> TASK TO CARRY OUT
Reproduce every entry exactly.

> Figure contents as structured data
=-=-=-=-=

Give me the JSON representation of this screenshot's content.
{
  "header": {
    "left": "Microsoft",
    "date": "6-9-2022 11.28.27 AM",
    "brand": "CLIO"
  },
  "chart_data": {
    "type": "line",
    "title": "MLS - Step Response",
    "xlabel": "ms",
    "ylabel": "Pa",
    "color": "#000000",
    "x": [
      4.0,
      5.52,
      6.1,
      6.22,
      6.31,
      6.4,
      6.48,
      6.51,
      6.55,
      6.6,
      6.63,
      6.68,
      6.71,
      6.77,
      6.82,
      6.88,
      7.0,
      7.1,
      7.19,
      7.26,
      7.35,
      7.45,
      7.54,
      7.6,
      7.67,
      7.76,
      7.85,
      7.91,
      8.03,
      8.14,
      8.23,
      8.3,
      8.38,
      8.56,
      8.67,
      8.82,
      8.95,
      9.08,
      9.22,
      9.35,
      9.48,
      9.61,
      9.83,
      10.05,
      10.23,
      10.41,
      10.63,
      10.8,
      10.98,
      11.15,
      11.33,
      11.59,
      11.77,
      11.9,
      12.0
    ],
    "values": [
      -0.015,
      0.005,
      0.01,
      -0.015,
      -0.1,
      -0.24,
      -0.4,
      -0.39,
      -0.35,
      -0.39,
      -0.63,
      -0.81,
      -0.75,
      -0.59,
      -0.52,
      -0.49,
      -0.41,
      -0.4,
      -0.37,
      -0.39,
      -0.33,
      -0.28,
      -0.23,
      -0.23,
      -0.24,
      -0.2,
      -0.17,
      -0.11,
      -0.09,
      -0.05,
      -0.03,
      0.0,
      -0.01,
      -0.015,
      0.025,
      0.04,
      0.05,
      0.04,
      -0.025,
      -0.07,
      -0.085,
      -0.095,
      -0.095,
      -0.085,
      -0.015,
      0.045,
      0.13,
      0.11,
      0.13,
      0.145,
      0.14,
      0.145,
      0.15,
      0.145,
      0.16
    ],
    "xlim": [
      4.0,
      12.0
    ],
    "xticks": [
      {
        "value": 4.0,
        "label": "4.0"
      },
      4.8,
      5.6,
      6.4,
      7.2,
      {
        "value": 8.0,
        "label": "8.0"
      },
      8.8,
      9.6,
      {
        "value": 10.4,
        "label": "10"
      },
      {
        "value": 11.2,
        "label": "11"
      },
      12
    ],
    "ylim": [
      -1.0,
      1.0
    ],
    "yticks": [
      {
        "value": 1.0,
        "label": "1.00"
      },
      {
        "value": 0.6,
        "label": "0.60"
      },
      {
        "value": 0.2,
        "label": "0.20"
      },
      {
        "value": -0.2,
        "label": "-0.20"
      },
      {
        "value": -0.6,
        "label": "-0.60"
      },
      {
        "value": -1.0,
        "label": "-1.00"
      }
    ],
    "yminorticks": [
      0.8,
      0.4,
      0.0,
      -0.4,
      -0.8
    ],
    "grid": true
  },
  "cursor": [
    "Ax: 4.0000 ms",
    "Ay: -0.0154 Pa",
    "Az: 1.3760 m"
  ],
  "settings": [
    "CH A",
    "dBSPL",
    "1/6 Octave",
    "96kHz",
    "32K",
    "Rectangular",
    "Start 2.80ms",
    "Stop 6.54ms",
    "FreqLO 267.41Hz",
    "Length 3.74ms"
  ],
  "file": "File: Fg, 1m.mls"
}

=-=-=-=-=

> REPLY
Give me the JSON representation of this screenshot's content.
{
  "header": {
    "left": "Microsoft",
    "date": "6-9-2022 11.28.27 AM",
    "brand": "CLIO"
  },
  "chart_data": {
    "type": "line",
    "title": "MLS - Step Response",
    "xlabel": "ms",
    "ylabel": "Pa",
    "color": "#000000",
    "x": [
      4.0,
      5.52,
      6.1,
      6.22,
      6.31,
      6.4,
      6.48,
      6.51,
      6.55,
      6.6,
      6.63,
      6.68,
      6.71,
      6.77,
      6.82,
      6.88,
      7.0,
      7.1,
      7.19,
      7.26,
      7.35,
      7.45,
      7.54,
      7.6,
      7.67,
      7.76,
      7.85,
      7.91,
      8.03,
      8.14,
      8.23,
      8.3,
      8.38,
      8.56,
      8.67,
      8.82,
      8.95,
      9.08,
      9.22,
      9.35,
      9.48,
      9.61,
      9.83,
      10.05,
      10.23,
      10.41,
      10.63,
      10.8,
      10.98,
      11.15,
      11.33,
      11.59,
      11.77,
      11.9,
      12.0
    ],
    "values": [
      -0.015,
      0.005,
      0.01,
      -0.015,
      -0.1,
      -0.24,
      -0.4,
      -0.39,
      -0.35,
      -0.39,
      -0.63,
      -0.81,
      -0.75,
      -0.59,
      -0.52,
      -0.49,
      -0.41,
      -0.4,
      -0.37,
      -0.39,
      -0.33,
      -0.28,
      -0.23,
      -0.23,
      -0.24,
      -0.2,
      -0.17,
      -0.11,
      -0.09,
      -0.05,
      -0.03,
      0.0,
      -0.01,
      -0.015,
      0.025,
      0.04,
      0.05,
      0.04,
      -0.025,
      -0.07,
      -0.085,
      -0.095,
      -0.095,
      -0.085,
      -0.015,
      0.045,
      0.13,
      0.11,
      0.13,
      0.145,
      0.14,
      0.145,
      0.15,
      0.145,
      0.16
    ],
    "xlim": [
      4.0,
      12.0
    ],
    "xticks": [
      {
        "value": 4.0,
        "label": "4.0"
      },
      4.8,
      5.6,
      6.4,
      7.2,
      {
        "value": 8.0,
        "label": "8.0"
      },
      8.8,
      9.6,
      {
        "value": 10.4,
        "label": "10"
      },
      {
        "value": 11.2,
        "label": "11"
      },
      12
    ],
    "ylim": [
      -1.0,
      1.0
    ],
    "yticks": [
      {
        "value": 1.0,
        "label": "1.00"
      },
      {
        "value": 0.6,
        "label": "0.60"
      },
      {
        "value": 0.2,
        "label": "0.20"
      },
      {
        "value": -0.2,
        "label": "-0.20"
      },
      {
        "value": -0.6,
        "label": "-0.60"
      },
      {
        "value": -1.0,
        "label": "-1.00"
      }
    ],
    "yminorticks": [
      0.8,
      0.4,
      0.0,
      -0.4,
      -0.8
    ],
    "grid": true
  },
  "cursor": [
    "Ax: 4.0000 ms",
    "Ay: -0.0154 Pa",
    "Az: 1.3760 m"
  ],
  "settings": [
    "CH A",
    "dBSPL",
    "1/6 Octave",
    "96kHz",
    "32K",
    "Rectangular",
    "Start 2.80ms",
    "Stop 6.54ms",
    "FreqLO 267.41Hz",
    "Length 3.74ms"
  ],
  "file": "File: Fg, 1m.mls"
}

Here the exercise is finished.